Task to carry out: In the entries that follow, how many lines contain "Duration"? Answer with the number only.

Input rows:

※

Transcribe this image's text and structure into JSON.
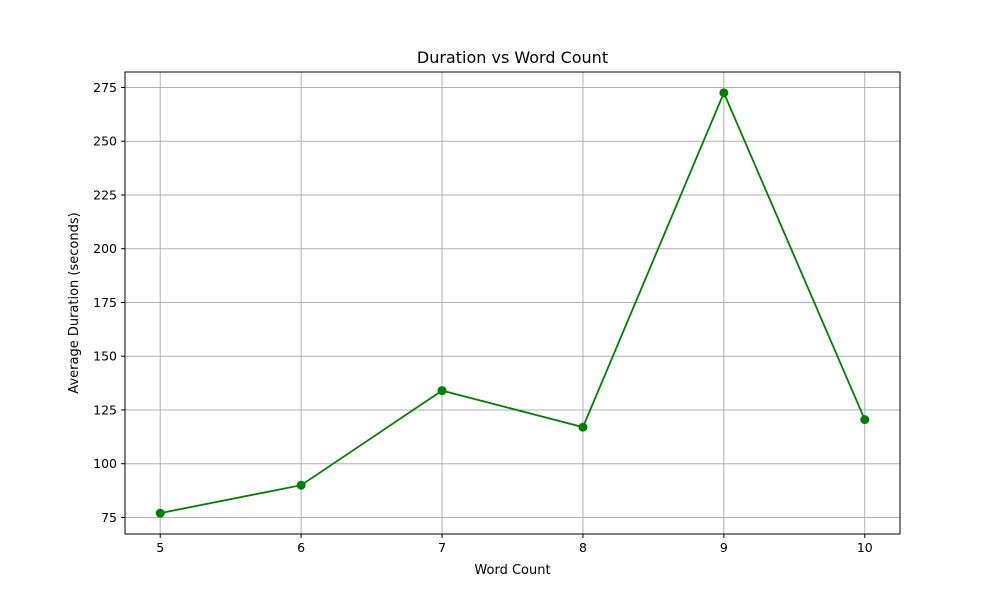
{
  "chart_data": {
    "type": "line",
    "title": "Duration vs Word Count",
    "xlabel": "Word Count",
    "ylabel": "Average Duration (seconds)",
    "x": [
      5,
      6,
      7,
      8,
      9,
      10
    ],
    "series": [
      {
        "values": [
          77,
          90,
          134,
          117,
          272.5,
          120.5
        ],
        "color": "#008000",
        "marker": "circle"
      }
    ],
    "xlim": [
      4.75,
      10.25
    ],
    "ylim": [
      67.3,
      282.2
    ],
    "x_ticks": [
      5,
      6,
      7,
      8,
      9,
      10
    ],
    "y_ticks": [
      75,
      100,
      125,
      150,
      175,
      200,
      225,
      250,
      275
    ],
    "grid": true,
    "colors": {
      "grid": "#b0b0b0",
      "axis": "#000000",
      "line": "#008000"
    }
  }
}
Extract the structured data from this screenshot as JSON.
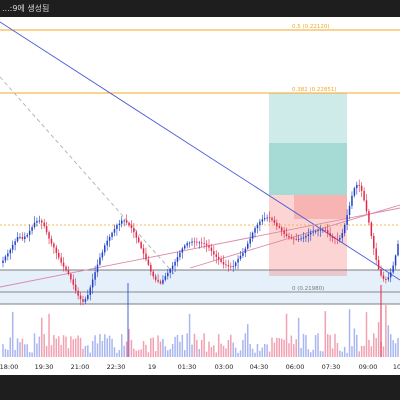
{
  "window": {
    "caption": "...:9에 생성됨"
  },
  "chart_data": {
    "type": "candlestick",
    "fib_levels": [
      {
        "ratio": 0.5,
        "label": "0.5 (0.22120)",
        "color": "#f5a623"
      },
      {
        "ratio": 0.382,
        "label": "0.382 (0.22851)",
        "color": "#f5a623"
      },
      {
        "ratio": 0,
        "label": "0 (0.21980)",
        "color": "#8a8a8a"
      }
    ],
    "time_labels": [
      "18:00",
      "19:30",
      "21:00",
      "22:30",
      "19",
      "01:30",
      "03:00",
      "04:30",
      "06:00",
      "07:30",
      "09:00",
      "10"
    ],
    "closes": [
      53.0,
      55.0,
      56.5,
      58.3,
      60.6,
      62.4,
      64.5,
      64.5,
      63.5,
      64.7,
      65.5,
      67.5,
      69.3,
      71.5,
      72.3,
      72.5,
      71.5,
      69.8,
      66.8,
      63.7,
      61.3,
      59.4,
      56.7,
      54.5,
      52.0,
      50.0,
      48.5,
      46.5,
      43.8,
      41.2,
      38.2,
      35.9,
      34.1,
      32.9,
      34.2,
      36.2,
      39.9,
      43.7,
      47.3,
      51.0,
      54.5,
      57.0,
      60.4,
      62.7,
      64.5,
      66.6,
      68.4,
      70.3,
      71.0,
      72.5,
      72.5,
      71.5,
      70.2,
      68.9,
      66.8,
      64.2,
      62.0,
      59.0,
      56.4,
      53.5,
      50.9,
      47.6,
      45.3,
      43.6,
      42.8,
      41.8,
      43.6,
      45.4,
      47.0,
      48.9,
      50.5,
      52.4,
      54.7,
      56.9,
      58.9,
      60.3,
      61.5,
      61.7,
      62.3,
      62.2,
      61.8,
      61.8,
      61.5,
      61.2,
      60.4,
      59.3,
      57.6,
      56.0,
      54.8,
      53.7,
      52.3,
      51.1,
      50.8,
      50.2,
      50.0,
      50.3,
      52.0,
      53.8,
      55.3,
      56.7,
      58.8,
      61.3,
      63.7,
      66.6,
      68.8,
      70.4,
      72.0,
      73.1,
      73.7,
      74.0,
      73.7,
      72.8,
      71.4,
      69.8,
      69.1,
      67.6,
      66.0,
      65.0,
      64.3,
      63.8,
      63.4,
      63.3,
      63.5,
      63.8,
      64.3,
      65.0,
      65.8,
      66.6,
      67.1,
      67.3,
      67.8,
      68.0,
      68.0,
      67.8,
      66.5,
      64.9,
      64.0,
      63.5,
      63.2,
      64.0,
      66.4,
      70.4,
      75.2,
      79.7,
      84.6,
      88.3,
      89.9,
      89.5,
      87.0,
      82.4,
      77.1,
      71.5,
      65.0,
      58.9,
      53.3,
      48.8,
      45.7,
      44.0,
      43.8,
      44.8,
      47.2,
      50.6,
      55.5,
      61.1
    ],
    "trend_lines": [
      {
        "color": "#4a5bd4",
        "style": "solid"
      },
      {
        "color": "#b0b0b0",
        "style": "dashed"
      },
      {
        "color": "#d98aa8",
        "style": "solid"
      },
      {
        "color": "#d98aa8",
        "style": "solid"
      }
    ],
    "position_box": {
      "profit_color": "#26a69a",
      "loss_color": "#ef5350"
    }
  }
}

※

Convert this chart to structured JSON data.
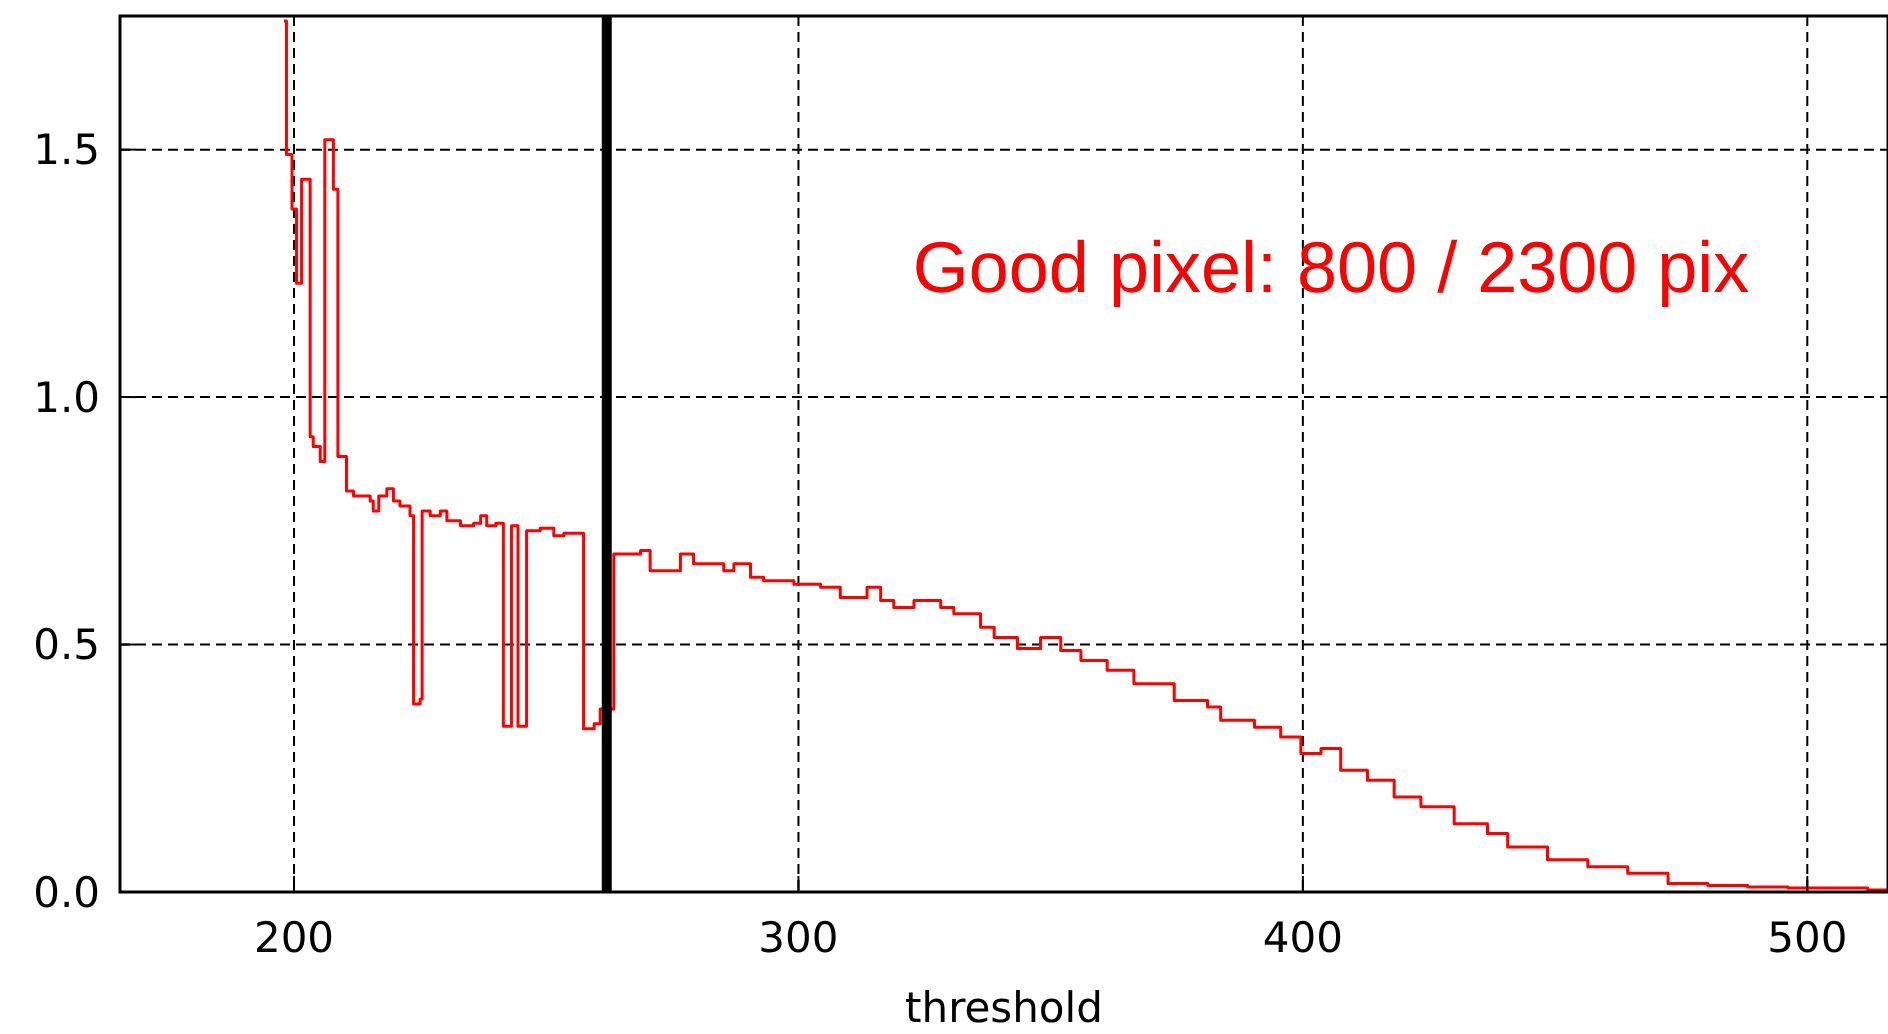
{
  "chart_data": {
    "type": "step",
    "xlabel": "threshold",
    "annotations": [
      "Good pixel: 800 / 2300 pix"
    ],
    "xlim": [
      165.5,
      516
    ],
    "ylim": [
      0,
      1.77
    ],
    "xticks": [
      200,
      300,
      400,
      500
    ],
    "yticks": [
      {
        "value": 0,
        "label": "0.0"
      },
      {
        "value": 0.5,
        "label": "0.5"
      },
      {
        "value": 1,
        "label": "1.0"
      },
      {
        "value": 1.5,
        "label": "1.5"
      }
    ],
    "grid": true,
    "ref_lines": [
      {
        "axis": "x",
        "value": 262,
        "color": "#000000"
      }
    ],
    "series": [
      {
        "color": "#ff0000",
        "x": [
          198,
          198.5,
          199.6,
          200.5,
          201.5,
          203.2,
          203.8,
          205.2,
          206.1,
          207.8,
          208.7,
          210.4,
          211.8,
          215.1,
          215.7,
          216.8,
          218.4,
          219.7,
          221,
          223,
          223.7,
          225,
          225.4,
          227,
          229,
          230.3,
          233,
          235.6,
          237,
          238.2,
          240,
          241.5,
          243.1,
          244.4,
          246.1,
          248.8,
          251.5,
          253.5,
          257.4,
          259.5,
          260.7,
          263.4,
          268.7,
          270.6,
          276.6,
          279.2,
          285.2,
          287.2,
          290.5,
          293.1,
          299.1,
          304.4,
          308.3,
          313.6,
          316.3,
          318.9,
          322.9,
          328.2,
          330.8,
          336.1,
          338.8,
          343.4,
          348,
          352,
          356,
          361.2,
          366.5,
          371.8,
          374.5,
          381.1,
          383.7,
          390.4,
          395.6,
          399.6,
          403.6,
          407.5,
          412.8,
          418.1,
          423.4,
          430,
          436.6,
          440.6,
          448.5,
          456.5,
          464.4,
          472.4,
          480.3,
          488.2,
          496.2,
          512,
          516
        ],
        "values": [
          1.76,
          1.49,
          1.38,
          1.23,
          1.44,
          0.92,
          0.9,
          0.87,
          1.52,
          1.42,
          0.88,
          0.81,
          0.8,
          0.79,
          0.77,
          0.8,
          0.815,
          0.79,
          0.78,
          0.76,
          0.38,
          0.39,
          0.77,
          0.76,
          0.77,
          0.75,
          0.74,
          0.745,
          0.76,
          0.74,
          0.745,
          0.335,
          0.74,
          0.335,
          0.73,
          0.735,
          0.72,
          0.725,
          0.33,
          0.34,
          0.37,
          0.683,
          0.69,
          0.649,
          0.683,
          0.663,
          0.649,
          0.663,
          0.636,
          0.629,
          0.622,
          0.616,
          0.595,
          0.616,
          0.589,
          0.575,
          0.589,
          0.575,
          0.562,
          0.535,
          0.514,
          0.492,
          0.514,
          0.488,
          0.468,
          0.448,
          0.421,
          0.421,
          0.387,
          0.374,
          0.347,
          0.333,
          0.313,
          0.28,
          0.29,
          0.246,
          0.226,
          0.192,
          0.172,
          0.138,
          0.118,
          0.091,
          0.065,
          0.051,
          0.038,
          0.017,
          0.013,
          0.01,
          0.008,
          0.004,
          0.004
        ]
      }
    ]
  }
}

※

Answer for the task: 2